* _Task to complete_
Write out the records below once more, exactly as they stand.

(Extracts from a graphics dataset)
━━━
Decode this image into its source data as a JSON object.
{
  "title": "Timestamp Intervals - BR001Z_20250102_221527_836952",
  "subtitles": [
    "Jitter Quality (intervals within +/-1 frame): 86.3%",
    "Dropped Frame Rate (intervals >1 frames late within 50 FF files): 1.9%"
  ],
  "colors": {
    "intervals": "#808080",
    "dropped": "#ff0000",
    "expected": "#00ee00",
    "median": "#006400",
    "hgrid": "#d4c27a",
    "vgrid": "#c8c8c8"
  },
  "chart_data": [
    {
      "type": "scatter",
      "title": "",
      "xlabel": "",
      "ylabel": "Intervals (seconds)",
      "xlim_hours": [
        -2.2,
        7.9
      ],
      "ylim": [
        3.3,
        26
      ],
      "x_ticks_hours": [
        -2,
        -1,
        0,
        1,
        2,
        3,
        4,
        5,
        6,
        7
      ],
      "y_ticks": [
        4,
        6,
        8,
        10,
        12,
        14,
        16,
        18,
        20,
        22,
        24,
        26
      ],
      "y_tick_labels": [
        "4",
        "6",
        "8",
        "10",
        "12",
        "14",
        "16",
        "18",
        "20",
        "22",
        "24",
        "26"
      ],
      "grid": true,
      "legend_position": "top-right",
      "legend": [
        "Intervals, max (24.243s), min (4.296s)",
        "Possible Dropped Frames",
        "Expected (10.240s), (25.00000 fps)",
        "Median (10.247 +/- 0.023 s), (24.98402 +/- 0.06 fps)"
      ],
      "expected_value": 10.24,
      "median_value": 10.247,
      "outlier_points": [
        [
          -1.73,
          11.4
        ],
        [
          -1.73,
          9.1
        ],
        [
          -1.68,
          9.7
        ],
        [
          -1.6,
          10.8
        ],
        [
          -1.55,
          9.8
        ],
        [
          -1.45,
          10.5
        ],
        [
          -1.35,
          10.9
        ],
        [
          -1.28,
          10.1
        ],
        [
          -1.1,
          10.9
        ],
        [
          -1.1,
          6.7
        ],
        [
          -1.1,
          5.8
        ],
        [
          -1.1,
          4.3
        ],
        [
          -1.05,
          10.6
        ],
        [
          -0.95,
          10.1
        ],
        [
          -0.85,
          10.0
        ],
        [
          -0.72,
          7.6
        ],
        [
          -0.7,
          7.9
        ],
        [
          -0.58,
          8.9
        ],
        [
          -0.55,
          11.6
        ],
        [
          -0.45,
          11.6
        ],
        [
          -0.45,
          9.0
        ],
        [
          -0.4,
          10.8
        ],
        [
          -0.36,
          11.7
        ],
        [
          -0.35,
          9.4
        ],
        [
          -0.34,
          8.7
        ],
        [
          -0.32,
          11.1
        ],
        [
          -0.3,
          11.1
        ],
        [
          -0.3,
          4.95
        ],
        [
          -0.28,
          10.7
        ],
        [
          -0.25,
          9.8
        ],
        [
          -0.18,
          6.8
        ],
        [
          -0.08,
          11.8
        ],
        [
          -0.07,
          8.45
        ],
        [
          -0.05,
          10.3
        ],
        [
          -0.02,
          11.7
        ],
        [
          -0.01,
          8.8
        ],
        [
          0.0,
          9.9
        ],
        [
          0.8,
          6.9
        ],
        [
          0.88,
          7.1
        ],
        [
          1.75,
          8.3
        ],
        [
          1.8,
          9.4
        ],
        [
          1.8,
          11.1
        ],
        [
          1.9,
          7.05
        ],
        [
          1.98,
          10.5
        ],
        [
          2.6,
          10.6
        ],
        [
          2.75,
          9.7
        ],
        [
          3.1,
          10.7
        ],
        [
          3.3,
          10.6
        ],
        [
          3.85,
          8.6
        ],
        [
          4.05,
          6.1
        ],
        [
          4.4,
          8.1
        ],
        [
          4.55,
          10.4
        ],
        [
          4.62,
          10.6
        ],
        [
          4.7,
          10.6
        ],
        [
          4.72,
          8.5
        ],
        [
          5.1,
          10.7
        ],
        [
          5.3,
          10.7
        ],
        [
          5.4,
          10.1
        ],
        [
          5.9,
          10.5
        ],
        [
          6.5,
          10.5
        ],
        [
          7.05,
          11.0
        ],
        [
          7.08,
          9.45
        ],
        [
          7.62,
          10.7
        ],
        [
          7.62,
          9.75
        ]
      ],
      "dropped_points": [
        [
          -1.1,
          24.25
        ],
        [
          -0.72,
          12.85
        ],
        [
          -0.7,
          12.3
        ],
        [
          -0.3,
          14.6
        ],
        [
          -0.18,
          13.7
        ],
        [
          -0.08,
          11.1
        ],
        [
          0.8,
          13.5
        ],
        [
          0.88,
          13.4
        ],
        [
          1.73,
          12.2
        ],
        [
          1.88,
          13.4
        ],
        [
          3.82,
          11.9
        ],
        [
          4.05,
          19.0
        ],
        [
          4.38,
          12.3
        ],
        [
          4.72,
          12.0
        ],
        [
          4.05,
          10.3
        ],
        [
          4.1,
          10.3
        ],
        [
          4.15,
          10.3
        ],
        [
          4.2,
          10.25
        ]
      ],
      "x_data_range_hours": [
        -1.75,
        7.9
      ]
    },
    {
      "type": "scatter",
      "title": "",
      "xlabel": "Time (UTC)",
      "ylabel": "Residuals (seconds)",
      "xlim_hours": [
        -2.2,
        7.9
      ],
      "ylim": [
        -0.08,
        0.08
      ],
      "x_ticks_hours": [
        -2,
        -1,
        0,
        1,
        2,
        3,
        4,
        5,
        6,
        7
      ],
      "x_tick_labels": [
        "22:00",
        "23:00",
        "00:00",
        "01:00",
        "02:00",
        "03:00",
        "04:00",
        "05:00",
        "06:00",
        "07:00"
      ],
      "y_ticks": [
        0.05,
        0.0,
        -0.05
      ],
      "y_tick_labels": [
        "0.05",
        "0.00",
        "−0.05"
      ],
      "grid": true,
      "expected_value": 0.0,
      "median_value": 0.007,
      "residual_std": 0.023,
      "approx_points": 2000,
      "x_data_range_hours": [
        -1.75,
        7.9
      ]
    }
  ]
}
━━━
* _Solved problem_
Decode this image into its source data as a JSON object.
{
  "title": "Timestamp Intervals - BR001Z_20250102_221527_836952",
  "subtitles": [
    "Jitter Quality (intervals within +/-1 frame): 86.3%",
    "Dropped Frame Rate (intervals >1 frames late within 50 FF files): 1.9%"
  ],
  "colors": {
    "intervals": "#808080",
    "dropped": "#ff0000",
    "expected": "#00ee00",
    "median": "#006400",
    "hgrid": "#d4c27a",
    "vgrid": "#c8c8c8"
  },
  "chart_data": [
    {
      "type": "scatter",
      "title": "",
      "xlabel": "",
      "ylabel": "Intervals (seconds)",
      "xlim_hours": [
        -2.2,
        7.9
      ],
      "ylim": [
        3.3,
        26
      ],
      "x_ticks_hours": [
        -2,
        -1,
        0,
        1,
        2,
        3,
        4,
        5,
        6,
        7
      ],
      "y_ticks": [
        4,
        6,
        8,
        10,
        12,
        14,
        16,
        18,
        20,
        22,
        24,
        26
      ],
      "y_tick_labels": [
        "4",
        "6",
        "8",
        "10",
        "12",
        "14",
        "16",
        "18",
        "20",
        "22",
        "24",
        "26"
      ],
      "grid": true,
      "legend_position": "top-right",
      "legend": [
        "Intervals, max (24.243s), min (4.296s)",
        "Possible Dropped Frames",
        "Expected (10.240s), (25.00000 fps)",
        "Median (10.247 +/- 0.023 s), (24.98402 +/- 0.06 fps)"
      ],
      "expected_value": 10.24,
      "median_value": 10.247,
      "outlier_points": [
        [
          -1.73,
          11.4
        ],
        [
          -1.73,
          9.1
        ],
        [
          -1.68,
          9.7
        ],
        [
          -1.6,
          10.8
        ],
        [
          -1.55,
          9.8
        ],
        [
          -1.45,
          10.5
        ],
        [
          -1.35,
          10.9
        ],
        [
          -1.28,
          10.1
        ],
        [
          -1.1,
          10.9
        ],
        [
          -1.1,
          6.7
        ],
        [
          -1.1,
          5.8
        ],
        [
          -1.1,
          4.3
        ],
        [
          -1.05,
          10.6
        ],
        [
          -0.95,
          10.1
        ],
        [
          -0.85,
          10.0
        ],
        [
          -0.72,
          7.6
        ],
        [
          -0.7,
          7.9
        ],
        [
          -0.58,
          8.9
        ],
        [
          -0.55,
          11.6
        ],
        [
          -0.45,
          11.6
        ],
        [
          -0.45,
          9.0
        ],
        [
          -0.4,
          10.8
        ],
        [
          -0.36,
          11.7
        ],
        [
          -0.35,
          9.4
        ],
        [
          -0.34,
          8.7
        ],
        [
          -0.32,
          11.1
        ],
        [
          -0.3,
          11.1
        ],
        [
          -0.3,
          4.95
        ],
        [
          -0.28,
          10.7
        ],
        [
          -0.25,
          9.8
        ],
        [
          -0.18,
          6.8
        ],
        [
          -0.08,
          11.8
        ],
        [
          -0.07,
          8.45
        ],
        [
          -0.05,
          10.3
        ],
        [
          -0.02,
          11.7
        ],
        [
          -0.01,
          8.8
        ],
        [
          0.0,
          9.9
        ],
        [
          0.8,
          6.9
        ],
        [
          0.88,
          7.1
        ],
        [
          1.75,
          8.3
        ],
        [
          1.8,
          9.4
        ],
        [
          1.8,
          11.1
        ],
        [
          1.9,
          7.05
        ],
        [
          1.98,
          10.5
        ],
        [
          2.6,
          10.6
        ],
        [
          2.75,
          9.7
        ],
        [
          3.1,
          10.7
        ],
        [
          3.3,
          10.6
        ],
        [
          3.85,
          8.6
        ],
        [
          4.05,
          6.1
        ],
        [
          4.4,
          8.1
        ],
        [
          4.55,
          10.4
        ],
        [
          4.62,
          10.6
        ],
        [
          4.7,
          10.6
        ],
        [
          4.72,
          8.5
        ],
        [
          5.1,
          10.7
        ],
        [
          5.3,
          10.7
        ],
        [
          5.4,
          10.1
        ],
        [
          5.9,
          10.5
        ],
        [
          6.5,
          10.5
        ],
        [
          7.05,
          11.0
        ],
        [
          7.08,
          9.45
        ],
        [
          7.62,
          10.7
        ],
        [
          7.62,
          9.75
        ]
      ],
      "dropped_points": [
        [
          -1.1,
          24.25
        ],
        [
          -0.72,
          12.85
        ],
        [
          -0.7,
          12.3
        ],
        [
          -0.3,
          14.6
        ],
        [
          -0.18,
          13.7
        ],
        [
          -0.08,
          11.1
        ],
        [
          0.8,
          13.5
        ],
        [
          0.88,
          13.4
        ],
        [
          1.73,
          12.2
        ],
        [
          1.88,
          13.4
        ],
        [
          3.82,
          11.9
        ],
        [
          4.05,
          19.0
        ],
        [
          4.38,
          12.3
        ],
        [
          4.72,
          12.0
        ],
        [
          4.05,
          10.3
        ],
        [
          4.1,
          10.3
        ],
        [
          4.15,
          10.3
        ],
        [
          4.2,
          10.25
        ]
      ],
      "x_data_range_hours": [
        -1.75,
        7.9
      ]
    },
    {
      "type": "scatter",
      "title": "",
      "xlabel": "Time (UTC)",
      "ylabel": "Residuals (seconds)",
      "xlim_hours": [
        -2.2,
        7.9
      ],
      "ylim": [
        -0.08,
        0.08
      ],
      "x_ticks_hours": [
        -2,
        -1,
        0,
        1,
        2,
        3,
        4,
        5,
        6,
        7
      ],
      "x_tick_labels": [
        "22:00",
        "23:00",
        "00:00",
        "01:00",
        "02:00",
        "03:00",
        "04:00",
        "05:00",
        "06:00",
        "07:00"
      ],
      "y_ticks": [
        0.05,
        0.0,
        -0.05
      ],
      "y_tick_labels": [
        "0.05",
        "0.00",
        "−0.05"
      ],
      "grid": true,
      "expected_value": 0.0,
      "median_value": 0.007,
      "residual_std": 0.023,
      "approx_points": 2000,
      "x_data_range_hours": [
        -1.75,
        7.9
      ]
    }
  ]
}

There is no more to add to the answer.